» Given entries
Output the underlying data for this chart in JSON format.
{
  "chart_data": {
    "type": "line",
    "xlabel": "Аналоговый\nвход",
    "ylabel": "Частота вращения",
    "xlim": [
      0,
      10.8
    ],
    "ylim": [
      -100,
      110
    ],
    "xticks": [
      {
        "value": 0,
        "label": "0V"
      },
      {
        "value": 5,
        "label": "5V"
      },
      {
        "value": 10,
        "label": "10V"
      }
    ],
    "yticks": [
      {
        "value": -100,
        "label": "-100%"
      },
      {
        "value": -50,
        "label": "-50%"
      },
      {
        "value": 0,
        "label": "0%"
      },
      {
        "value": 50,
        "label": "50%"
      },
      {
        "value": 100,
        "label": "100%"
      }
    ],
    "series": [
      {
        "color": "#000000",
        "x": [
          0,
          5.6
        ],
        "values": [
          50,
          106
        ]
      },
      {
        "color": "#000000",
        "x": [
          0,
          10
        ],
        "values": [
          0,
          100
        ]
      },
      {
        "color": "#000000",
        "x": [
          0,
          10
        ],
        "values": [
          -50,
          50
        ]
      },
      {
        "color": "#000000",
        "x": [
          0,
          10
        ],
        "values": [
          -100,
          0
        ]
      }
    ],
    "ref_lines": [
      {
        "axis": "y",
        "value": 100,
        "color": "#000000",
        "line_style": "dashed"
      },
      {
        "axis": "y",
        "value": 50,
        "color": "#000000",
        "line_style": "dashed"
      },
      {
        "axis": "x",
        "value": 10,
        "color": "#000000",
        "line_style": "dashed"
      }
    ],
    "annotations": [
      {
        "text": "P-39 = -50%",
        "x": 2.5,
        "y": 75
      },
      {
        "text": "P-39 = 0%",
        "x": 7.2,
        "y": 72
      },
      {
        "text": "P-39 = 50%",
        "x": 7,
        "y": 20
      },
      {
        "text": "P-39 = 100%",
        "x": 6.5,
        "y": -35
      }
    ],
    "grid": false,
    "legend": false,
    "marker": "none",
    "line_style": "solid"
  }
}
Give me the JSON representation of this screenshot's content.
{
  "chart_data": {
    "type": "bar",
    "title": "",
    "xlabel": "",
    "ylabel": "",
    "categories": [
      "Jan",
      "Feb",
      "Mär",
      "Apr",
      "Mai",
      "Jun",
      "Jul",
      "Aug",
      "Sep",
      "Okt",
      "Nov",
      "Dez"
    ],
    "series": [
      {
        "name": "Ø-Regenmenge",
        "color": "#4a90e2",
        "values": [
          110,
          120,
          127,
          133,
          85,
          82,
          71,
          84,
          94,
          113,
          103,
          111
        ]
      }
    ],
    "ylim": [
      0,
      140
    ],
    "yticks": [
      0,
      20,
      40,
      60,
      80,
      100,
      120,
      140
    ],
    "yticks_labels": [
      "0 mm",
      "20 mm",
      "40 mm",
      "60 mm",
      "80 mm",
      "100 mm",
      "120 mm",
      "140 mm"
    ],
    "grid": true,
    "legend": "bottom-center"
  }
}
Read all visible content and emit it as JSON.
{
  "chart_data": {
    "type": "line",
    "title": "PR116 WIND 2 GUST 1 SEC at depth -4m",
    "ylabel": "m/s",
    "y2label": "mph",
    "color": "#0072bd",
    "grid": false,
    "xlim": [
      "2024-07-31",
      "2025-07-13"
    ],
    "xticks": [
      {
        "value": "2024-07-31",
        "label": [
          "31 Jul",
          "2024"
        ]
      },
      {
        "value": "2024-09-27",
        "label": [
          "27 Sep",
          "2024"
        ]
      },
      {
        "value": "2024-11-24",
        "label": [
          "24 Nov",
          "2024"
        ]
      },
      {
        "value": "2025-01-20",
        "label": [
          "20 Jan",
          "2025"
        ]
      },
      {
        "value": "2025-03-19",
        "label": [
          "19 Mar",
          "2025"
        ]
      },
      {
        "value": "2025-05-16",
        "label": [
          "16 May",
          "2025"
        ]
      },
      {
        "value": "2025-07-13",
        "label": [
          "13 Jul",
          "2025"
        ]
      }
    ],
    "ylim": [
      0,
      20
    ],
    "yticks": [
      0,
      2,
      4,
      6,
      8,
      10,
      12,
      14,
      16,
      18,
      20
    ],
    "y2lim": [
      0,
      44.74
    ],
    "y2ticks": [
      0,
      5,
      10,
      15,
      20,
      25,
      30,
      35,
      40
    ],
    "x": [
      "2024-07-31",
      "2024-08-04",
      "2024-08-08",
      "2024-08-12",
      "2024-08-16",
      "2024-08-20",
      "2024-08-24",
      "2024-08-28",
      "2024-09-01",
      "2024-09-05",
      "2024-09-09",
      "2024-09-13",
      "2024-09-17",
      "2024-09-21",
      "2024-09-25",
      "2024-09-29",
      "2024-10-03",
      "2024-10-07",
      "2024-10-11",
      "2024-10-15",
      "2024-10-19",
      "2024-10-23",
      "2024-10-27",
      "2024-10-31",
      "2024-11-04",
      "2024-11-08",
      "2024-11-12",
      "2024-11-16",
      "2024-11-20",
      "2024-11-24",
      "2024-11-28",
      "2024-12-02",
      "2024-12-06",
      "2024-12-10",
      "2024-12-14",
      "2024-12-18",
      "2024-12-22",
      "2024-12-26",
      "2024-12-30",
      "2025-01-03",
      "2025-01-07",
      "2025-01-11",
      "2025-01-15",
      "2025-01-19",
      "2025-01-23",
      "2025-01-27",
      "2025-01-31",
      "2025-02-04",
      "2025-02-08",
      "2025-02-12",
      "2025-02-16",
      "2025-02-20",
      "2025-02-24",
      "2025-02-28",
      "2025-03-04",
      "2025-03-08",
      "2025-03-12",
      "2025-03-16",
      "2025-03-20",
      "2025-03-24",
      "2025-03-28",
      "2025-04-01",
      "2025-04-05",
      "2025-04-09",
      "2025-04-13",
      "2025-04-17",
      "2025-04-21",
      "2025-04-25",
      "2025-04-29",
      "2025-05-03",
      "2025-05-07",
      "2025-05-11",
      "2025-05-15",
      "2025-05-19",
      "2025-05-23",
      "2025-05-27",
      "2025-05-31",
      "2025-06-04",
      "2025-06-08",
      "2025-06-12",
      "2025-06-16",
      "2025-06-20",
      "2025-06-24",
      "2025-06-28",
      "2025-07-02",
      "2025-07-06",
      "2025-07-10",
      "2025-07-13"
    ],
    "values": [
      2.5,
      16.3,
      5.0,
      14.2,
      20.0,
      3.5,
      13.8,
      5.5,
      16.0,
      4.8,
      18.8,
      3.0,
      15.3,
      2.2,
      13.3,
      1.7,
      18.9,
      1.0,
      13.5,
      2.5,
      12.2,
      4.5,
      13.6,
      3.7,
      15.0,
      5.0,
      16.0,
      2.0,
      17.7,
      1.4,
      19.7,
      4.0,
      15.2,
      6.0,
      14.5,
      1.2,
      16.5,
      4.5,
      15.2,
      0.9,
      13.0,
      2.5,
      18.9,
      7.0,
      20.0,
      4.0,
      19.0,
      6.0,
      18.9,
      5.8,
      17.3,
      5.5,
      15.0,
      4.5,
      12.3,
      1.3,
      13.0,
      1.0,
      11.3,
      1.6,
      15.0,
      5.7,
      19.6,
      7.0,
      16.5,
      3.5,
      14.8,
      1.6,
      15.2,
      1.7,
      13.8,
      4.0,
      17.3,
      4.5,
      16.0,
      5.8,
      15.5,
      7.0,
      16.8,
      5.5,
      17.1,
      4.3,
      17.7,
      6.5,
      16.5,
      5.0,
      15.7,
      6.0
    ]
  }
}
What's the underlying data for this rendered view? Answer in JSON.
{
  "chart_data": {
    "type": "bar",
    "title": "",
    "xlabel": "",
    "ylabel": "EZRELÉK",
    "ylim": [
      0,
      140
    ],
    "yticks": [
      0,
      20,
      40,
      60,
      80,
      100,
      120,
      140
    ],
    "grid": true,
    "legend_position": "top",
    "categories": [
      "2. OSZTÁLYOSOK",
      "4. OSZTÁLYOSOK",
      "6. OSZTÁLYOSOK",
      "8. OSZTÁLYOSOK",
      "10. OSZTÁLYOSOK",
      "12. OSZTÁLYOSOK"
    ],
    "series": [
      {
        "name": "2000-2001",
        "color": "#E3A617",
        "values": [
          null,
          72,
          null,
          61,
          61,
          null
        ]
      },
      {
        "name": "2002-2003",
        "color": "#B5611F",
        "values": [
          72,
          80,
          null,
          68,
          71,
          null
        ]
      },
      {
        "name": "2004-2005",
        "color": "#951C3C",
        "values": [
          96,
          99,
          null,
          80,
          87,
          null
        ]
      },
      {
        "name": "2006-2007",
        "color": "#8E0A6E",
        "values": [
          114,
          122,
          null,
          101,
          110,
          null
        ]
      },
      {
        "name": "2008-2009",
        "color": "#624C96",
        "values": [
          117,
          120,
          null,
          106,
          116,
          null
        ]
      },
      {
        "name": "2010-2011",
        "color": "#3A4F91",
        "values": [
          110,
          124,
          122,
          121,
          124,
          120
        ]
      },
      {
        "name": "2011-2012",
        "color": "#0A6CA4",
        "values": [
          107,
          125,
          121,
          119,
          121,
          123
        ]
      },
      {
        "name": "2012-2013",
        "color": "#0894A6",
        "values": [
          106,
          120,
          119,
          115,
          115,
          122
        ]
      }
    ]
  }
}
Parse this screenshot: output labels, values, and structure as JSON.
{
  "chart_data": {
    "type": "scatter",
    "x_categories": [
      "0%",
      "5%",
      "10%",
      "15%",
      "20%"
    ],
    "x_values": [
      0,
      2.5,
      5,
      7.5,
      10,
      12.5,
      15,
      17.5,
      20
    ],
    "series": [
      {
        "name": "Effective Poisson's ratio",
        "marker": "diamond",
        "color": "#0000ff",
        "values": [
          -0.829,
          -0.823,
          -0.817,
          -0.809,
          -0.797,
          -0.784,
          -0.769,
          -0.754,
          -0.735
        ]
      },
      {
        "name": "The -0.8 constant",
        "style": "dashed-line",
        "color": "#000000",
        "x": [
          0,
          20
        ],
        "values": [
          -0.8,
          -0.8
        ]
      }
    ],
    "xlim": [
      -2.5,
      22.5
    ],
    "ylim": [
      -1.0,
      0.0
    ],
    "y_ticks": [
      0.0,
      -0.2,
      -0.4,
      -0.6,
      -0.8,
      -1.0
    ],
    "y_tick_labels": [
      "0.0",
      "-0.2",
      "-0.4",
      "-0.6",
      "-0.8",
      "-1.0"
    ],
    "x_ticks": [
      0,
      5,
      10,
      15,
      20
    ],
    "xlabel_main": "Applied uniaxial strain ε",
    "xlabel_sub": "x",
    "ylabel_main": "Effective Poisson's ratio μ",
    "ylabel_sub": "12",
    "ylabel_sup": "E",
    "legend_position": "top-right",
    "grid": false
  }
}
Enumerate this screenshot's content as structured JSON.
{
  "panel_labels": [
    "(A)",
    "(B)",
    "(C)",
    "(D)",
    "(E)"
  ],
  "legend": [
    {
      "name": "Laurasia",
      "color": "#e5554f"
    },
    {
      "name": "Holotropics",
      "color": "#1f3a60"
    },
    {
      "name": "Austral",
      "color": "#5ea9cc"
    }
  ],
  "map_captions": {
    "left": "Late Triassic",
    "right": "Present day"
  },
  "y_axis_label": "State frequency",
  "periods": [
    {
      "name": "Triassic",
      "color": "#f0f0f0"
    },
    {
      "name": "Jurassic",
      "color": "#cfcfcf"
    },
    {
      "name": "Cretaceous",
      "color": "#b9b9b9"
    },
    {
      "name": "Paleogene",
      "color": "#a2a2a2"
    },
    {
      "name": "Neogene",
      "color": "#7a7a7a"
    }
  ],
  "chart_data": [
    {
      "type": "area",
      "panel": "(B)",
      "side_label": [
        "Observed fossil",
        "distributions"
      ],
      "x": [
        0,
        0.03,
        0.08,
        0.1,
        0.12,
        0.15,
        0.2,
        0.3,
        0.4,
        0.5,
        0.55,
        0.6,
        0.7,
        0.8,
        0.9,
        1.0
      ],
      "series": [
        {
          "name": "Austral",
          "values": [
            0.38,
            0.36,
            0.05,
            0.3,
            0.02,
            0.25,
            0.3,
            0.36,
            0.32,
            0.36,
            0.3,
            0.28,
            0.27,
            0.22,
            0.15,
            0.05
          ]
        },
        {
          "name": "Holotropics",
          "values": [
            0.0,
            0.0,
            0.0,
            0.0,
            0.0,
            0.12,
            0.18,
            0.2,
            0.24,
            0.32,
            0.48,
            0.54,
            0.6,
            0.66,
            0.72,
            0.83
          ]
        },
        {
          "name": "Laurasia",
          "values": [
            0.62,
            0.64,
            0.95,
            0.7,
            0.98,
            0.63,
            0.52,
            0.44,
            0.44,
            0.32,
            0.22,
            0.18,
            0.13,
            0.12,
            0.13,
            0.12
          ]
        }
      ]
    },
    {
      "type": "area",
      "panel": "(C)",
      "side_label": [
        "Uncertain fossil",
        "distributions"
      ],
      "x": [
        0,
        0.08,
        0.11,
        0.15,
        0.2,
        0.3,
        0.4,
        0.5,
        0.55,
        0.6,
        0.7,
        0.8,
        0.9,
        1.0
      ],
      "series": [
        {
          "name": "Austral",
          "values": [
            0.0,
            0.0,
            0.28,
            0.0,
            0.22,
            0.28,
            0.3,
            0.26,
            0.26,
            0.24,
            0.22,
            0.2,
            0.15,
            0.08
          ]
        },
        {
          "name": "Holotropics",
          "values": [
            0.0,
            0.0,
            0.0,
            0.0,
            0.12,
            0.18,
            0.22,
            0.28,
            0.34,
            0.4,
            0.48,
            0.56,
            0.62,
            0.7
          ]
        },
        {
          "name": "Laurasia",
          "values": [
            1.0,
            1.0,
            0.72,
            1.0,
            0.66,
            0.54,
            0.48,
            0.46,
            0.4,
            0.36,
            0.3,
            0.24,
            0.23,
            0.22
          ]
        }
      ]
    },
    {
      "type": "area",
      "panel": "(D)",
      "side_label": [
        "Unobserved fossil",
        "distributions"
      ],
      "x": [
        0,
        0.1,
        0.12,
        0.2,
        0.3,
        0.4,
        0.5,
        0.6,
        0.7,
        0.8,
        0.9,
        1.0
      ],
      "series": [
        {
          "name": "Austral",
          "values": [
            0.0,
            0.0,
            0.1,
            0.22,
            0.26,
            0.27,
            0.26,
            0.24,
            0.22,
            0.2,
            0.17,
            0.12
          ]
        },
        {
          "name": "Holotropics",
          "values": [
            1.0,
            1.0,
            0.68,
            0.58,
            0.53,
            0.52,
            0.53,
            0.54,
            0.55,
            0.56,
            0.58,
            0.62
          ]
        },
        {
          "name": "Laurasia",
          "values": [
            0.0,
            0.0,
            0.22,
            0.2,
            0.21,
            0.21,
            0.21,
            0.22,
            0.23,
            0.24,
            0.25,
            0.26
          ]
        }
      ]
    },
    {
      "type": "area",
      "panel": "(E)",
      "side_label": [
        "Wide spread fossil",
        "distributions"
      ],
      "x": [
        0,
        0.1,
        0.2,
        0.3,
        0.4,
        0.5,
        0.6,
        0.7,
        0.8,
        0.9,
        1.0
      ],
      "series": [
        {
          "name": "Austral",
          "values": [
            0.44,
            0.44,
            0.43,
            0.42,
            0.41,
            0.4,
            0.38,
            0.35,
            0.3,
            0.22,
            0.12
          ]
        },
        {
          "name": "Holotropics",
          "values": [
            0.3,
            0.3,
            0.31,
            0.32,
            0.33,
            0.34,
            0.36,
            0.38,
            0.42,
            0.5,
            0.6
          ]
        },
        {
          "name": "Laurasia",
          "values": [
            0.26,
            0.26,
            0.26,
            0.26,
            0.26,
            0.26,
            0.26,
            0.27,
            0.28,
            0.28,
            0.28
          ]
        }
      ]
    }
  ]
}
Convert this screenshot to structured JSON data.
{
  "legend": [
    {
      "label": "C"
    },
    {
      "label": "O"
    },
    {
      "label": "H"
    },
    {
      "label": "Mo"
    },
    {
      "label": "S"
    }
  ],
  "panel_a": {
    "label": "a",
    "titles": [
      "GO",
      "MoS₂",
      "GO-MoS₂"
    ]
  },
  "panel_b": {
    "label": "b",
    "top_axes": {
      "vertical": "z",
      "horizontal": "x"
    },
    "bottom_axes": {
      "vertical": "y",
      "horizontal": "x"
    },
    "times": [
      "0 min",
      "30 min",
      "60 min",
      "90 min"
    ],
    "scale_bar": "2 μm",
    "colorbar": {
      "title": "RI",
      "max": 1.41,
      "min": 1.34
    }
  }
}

» Task description
Each line holding "fossil" must be found and copied.

» Exercise result
        "Observed fossil",
        "Uncertain fossil",
        "Unobserved fossil",
        "Wide spread fossil",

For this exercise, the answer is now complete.